Sağlanan malzeme |
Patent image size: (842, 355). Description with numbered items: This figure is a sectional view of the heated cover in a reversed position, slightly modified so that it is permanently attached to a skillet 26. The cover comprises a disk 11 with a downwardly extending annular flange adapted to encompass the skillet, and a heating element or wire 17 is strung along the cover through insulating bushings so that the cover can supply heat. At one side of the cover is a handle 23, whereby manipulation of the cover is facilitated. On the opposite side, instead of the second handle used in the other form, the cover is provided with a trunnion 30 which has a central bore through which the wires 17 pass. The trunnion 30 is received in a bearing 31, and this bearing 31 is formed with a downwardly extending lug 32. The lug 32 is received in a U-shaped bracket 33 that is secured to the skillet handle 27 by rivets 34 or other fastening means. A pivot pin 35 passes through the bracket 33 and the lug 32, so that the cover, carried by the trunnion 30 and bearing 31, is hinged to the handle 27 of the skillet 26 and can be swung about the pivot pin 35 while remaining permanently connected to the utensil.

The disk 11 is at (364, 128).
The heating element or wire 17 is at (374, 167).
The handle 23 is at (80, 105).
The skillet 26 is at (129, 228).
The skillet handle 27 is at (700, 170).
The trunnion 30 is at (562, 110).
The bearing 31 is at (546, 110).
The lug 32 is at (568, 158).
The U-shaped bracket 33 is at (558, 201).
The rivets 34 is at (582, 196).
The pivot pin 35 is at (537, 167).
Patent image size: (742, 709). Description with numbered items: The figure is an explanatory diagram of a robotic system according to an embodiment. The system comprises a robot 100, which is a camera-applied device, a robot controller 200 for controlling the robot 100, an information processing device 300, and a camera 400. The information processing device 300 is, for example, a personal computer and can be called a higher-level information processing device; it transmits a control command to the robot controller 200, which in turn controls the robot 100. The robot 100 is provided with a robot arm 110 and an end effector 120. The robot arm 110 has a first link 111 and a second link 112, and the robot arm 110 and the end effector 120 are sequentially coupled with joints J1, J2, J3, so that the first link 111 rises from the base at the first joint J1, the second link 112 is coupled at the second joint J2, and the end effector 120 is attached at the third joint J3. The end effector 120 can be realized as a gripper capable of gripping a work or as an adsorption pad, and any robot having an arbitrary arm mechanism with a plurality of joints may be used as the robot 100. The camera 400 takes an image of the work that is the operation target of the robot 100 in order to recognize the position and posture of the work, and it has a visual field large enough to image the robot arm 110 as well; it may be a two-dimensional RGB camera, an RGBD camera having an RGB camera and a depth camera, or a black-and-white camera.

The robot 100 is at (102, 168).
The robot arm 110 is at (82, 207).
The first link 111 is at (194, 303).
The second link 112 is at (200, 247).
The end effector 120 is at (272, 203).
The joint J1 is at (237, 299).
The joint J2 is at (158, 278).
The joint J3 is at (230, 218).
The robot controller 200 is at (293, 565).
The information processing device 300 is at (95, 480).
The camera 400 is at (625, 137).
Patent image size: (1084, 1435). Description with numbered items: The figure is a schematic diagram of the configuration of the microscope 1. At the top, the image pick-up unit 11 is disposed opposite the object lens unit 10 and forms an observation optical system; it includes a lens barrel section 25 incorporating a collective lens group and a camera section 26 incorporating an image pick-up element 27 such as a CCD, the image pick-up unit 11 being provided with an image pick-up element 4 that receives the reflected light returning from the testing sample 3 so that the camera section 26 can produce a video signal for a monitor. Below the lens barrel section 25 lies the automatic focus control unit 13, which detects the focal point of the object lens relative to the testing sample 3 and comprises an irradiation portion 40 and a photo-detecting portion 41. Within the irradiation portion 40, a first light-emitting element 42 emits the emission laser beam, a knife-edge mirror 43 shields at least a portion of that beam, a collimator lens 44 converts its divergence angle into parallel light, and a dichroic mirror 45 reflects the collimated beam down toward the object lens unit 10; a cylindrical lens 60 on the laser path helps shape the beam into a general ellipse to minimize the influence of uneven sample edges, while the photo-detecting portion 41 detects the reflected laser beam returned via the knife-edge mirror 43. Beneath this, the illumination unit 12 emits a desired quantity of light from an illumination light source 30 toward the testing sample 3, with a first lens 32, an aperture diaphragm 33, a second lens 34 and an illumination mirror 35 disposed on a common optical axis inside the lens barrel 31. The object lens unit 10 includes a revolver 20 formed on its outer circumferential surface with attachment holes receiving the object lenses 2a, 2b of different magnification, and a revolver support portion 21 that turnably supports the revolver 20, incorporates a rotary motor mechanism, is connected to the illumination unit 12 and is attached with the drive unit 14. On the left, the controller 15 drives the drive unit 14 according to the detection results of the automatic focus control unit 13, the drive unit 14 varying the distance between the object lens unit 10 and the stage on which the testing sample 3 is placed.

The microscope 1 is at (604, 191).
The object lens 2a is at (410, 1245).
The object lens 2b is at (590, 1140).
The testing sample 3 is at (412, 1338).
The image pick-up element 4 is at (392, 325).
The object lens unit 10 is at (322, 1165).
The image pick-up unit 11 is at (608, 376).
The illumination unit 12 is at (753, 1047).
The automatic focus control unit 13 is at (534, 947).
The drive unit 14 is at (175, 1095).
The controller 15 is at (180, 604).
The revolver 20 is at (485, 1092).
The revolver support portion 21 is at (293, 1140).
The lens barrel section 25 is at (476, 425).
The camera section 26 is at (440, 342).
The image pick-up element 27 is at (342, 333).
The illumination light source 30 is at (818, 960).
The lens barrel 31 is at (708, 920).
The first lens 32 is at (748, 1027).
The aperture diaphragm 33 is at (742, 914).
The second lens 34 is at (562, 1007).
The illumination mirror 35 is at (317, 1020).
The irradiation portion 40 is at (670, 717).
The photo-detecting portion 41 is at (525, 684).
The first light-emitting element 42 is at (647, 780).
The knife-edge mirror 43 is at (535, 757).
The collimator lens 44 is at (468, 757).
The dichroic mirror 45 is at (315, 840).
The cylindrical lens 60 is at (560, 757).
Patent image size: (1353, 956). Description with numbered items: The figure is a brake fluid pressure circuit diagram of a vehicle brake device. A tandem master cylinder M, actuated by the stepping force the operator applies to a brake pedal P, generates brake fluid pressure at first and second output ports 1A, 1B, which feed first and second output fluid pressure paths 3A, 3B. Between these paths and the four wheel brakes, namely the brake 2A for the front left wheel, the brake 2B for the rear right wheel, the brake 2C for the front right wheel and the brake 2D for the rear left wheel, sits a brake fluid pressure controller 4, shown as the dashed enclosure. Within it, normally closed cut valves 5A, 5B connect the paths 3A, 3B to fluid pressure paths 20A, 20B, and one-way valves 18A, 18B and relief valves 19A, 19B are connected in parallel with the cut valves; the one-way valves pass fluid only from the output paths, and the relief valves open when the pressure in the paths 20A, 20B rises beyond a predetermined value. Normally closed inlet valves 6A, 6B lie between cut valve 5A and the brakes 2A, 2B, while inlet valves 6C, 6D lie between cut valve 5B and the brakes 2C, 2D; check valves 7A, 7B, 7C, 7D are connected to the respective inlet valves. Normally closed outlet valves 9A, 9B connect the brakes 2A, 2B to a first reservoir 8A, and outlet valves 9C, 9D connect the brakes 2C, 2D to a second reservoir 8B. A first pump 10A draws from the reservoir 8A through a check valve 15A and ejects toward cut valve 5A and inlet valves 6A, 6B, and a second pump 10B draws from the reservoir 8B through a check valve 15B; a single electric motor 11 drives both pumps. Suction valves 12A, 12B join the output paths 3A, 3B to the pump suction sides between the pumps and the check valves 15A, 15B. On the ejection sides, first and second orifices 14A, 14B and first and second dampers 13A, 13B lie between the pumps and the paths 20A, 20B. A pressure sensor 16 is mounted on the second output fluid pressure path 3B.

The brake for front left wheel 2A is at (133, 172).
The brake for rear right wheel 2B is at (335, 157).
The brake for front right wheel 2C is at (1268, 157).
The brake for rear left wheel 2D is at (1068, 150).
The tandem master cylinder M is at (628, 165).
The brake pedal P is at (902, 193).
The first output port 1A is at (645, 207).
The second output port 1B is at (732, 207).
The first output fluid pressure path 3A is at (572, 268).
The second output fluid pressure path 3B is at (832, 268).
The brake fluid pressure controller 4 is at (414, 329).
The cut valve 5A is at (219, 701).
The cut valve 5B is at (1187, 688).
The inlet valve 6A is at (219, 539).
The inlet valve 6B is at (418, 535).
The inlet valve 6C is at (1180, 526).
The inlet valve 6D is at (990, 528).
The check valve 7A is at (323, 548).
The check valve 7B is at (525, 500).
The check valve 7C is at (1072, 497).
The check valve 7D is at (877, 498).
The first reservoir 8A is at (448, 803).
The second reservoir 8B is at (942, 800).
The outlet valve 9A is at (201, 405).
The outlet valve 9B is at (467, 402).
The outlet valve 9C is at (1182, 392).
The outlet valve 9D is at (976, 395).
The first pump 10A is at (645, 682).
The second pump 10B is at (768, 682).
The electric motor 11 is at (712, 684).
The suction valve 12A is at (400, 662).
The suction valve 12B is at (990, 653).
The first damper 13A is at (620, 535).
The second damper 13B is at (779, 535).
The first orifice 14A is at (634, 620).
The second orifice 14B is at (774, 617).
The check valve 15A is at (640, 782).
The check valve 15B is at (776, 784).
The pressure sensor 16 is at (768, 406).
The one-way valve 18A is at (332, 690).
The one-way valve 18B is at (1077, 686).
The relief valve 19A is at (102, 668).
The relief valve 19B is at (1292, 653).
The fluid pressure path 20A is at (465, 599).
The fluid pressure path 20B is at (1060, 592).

Talimat | "Patent image size: (742, 709)." ifadesinin geçtiği satırdan başlayıp "The joint J1 is at (237, 299)." ifadesinin geçtiği satırda biten bölümü, "explanatory diagram" yerine "schematic diagram" koyarak yeniden yazın. Bu satırlarda başka hiçbir şeyi değiştirmeyin.

Tam çıktı |
Patent image size: (742, 709). Description with numbered items: The figure is an schematic diagram of a robotic system according to an embodiment. The system comprises a robot 100, which is a camera-applied device, a robot controller 200 for controlling the robot 100, an information processing device 300, and a camera 400. The information processing device 300 is, for example, a personal computer and can be called a higher-level information processing device; it transmits a control command to the robot controller 200, which in turn controls the robot 100. The robot 100 is provided with a robot arm 110 and an end effector 120. The robot arm 110 has a first link 111 and a second link 112, and the robot arm 110 and the end effector 120 are sequentially coupled with joints J1, J2, J3, so that the first link 111 rises from the base at the first joint J1, the second link 112 is coupled at the second joint J2, and the end effector 120 is attached at the third joint J3. The end effector 120 can be realized as a gripper capable of gripping a work or as an adsorption pad, and any robot having an arbitrary arm mechanism with a plurality of joints may be used as the robot 100. The camera 400 takes an image of the work that is the operation target of the robot 100 in order to recognize the position and posture of the work, and it has a visual field large enough to image the robot arm 110 as well; it may be a two-dimensional RGB camera, an RGBD camera having an RGB camera and a depth camera, or a black-and-white camera.

The robot 100 is at (102, 168).
The robot arm 110 is at (82, 207).
The first link 111 is at (194, 303).
The second link 112 is at (200, 247).
The end effector 120 is at (272, 203).
The joint J1 is at (237, 299).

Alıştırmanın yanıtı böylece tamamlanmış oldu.